[Exercise materials start]

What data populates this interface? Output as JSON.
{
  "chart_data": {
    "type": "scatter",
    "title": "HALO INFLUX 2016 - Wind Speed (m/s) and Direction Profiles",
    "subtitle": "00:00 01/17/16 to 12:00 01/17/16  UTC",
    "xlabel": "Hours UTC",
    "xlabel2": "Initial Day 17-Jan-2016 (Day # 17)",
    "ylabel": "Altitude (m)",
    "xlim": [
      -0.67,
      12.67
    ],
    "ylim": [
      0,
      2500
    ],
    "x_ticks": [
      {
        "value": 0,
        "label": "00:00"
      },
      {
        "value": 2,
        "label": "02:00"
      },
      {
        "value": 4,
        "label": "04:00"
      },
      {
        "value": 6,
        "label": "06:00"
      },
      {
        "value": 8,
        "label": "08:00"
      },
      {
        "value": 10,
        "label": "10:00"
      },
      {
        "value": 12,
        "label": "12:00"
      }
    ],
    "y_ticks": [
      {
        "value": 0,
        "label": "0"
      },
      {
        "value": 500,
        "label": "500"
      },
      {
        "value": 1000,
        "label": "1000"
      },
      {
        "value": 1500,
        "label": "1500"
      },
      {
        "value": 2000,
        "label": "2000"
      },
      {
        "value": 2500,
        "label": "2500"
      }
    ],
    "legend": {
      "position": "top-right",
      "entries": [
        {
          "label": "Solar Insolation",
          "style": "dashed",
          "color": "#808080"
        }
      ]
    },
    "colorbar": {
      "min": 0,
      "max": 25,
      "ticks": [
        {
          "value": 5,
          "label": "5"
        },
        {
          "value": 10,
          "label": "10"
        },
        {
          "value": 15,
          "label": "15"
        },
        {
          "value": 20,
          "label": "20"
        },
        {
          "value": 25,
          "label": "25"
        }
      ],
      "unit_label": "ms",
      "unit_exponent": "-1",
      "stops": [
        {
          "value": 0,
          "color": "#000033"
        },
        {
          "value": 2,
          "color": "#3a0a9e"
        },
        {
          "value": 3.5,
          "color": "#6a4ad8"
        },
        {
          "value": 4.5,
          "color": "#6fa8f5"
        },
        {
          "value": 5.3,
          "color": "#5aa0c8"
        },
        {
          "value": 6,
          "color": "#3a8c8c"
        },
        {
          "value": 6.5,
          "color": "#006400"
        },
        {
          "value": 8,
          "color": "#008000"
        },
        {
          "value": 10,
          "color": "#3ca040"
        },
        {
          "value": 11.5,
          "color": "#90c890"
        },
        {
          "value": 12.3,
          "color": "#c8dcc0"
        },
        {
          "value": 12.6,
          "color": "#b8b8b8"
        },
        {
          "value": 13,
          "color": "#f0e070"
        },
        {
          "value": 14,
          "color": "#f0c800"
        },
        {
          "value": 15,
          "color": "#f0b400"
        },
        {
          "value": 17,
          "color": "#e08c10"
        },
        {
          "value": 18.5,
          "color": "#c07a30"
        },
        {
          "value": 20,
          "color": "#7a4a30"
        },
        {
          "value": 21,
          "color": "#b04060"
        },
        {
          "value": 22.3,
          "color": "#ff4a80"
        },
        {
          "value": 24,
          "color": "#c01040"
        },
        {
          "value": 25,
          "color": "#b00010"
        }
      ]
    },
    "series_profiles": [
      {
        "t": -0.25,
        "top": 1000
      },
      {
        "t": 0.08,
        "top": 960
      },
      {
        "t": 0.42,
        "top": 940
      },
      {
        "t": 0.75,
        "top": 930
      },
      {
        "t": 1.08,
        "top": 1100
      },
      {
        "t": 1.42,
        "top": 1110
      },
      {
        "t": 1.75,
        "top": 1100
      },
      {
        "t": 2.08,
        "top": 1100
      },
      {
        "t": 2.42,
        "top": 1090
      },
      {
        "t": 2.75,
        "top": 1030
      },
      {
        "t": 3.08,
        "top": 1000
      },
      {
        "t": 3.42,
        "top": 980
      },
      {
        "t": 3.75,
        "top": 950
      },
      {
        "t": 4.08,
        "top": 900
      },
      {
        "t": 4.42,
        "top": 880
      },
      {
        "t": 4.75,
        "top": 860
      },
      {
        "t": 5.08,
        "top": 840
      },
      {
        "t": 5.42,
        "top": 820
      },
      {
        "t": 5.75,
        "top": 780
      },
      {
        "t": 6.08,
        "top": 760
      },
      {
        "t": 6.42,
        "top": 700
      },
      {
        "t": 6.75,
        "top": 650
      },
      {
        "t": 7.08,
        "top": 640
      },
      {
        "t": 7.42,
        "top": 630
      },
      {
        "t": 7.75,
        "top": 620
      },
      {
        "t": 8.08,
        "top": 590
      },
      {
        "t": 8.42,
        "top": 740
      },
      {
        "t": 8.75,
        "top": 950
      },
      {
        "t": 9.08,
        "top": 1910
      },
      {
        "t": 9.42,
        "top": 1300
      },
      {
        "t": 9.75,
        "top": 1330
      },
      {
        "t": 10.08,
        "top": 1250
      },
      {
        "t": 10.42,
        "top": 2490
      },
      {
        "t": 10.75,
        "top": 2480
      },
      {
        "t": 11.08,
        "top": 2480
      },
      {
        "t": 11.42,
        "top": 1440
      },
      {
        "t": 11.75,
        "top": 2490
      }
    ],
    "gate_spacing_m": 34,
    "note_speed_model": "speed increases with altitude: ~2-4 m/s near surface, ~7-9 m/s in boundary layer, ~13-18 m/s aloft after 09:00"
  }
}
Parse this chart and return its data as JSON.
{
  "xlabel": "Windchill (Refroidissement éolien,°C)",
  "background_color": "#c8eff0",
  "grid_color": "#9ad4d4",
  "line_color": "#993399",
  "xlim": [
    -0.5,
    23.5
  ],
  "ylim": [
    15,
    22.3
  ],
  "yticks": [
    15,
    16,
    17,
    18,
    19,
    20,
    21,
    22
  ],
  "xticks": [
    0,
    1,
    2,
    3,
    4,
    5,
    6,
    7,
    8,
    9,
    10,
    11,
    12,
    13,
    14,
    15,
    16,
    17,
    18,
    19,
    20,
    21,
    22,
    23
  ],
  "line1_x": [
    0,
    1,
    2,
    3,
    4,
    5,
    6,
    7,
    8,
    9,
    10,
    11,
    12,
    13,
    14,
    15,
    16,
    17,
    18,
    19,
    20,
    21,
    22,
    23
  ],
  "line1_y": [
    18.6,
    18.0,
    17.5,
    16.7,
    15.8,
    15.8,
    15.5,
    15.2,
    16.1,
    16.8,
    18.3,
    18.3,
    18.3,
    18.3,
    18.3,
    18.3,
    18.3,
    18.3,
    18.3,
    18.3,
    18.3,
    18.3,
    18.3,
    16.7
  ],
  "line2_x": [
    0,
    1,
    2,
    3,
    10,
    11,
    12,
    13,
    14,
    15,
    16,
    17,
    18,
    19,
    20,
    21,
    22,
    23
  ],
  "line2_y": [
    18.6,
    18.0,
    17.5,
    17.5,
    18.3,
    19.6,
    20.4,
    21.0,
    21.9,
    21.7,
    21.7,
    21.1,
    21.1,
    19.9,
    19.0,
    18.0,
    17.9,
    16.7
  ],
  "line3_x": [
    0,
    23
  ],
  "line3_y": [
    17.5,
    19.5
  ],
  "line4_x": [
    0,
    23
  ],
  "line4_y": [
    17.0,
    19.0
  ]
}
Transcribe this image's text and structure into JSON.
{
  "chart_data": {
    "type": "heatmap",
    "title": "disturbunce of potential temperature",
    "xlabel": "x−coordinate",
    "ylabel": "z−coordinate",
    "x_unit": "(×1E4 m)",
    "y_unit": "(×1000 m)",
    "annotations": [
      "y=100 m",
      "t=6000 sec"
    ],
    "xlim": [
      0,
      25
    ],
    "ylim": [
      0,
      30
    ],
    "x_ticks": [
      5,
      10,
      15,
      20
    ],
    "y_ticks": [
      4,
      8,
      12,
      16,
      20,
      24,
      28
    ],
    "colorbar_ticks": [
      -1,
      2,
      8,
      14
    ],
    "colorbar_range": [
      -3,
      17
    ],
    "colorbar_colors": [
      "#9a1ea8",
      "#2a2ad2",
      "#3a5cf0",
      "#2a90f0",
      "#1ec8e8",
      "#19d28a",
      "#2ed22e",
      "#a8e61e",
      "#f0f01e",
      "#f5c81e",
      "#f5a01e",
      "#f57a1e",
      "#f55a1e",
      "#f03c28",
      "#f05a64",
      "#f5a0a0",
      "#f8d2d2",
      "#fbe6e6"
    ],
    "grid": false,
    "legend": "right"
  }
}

[Exercise materials end]

* _Given request_: Repeat only the stretch of lines starting at the one containing "Transcribe this image's" and running to the final line of the entries above.

* _Solved problem_:
Transcribe this image's text and structure into JSON.
{
  "chart_data": {
    "type": "heatmap",
    "title": "disturbunce of potential temperature",
    "xlabel": "x−coordinate",
    "ylabel": "z−coordinate",
    "x_unit": "(×1E4 m)",
    "y_unit": "(×1000 m)",
    "annotations": [
      "y=100 m",
      "t=6000 sec"
    ],
    "xlim": [
      0,
      25
    ],
    "ylim": [
      0,
      30
    ],
    "x_ticks": [
      5,
      10,
      15,
      20
    ],
    "y_ticks": [
      4,
      8,
      12,
      16,
      20,
      24,
      28
    ],
    "colorbar_ticks": [
      -1,
      2,
      8,
      14
    ],
    "colorbar_range": [
      -3,
      17
    ],
    "colorbar_colors": [
      "#9a1ea8",
      "#2a2ad2",
      "#3a5cf0",
      "#2a90f0",
      "#1ec8e8",
      "#19d28a",
      "#2ed22e",
      "#a8e61e",
      "#f0f01e",
      "#f5c81e",
      "#f5a01e",
      "#f57a1e",
      "#f55a1e",
      "#f03c28",
      "#f05a64",
      "#f5a0a0",
      "#f8d2d2",
      "#fbe6e6"
    ],
    "grid": false,
    "legend": "right"
  }
}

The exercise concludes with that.